Using the material that follows, identify and copy each line with the string "radości".

## Start RECORDS FOR THIS EXERCISE

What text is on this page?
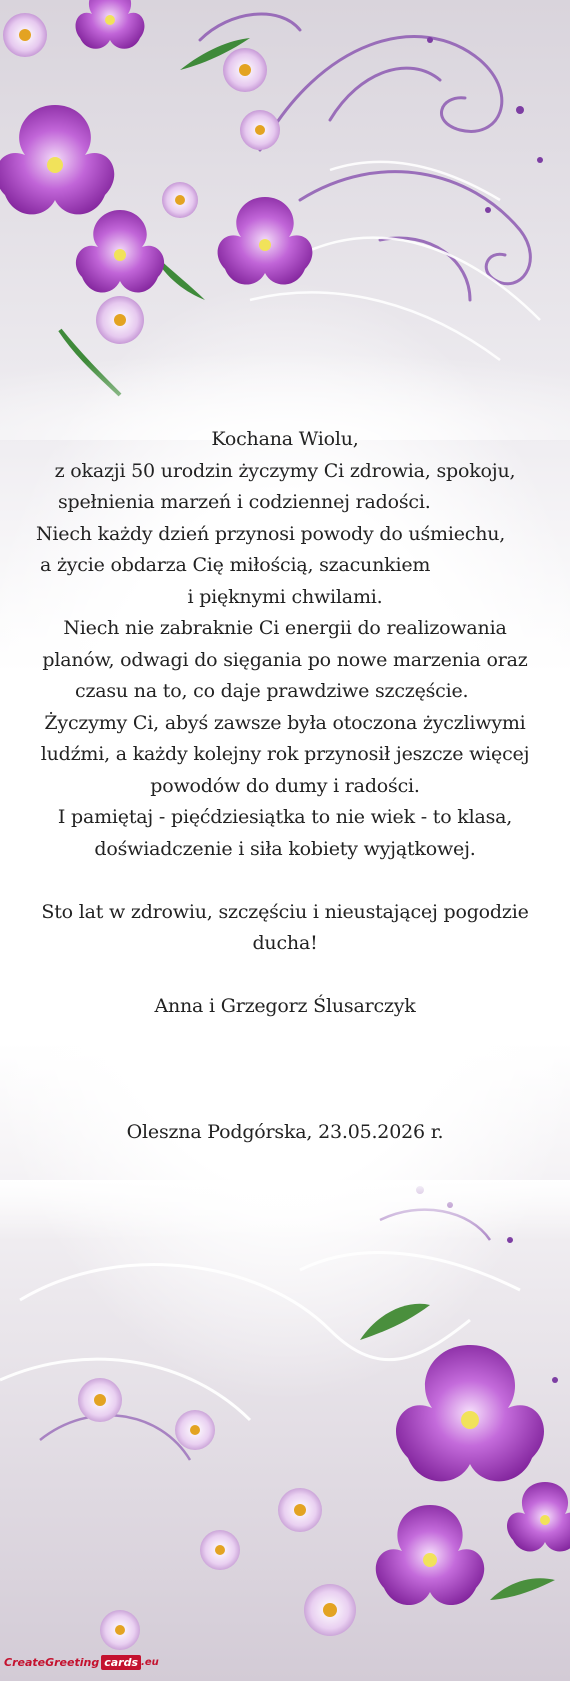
Kochana Wiolu,
z okazji 50 urodzin życzymy Ci zdrowia, spokoju,
spełnienia marzeń i codziennej radości.
Niech każdy dzień przynosi powody do uśmiechu,
a życie obdarza Cię miłością, szacunkiem
i pięknymi chwilami.
Niech nie zabraknie Ci energii do realizowania
planów, odwagi do sięgania po nowe marzenia oraz
czasu na to, co daje prawdziwe szczęście.
Życzymy Ci, abyś zawsze była otoczona życzliwymi
ludźmi, a każdy kolejny rok przynosił jeszcze więcej
powodów do dumy i radości.
I pamiętaj - pięćdziesiątka to nie wiek - to klasa,
doświadczenie i siła kobiety wyjątkowej.
Sto lat w zdrowiu, szczęściu i nieustającej pogodzie
ducha!
Anna i Grzegorz Ślusarczyk
Oleszna Podgórska, 23.05.2026 r.
CreateGreeting cards .eu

## End RECORDS FOR THIS EXERCISE

__EXERCISE ANSWER__.
spełnienia marzeń i codziennej radości.
powodów do dumy i radości.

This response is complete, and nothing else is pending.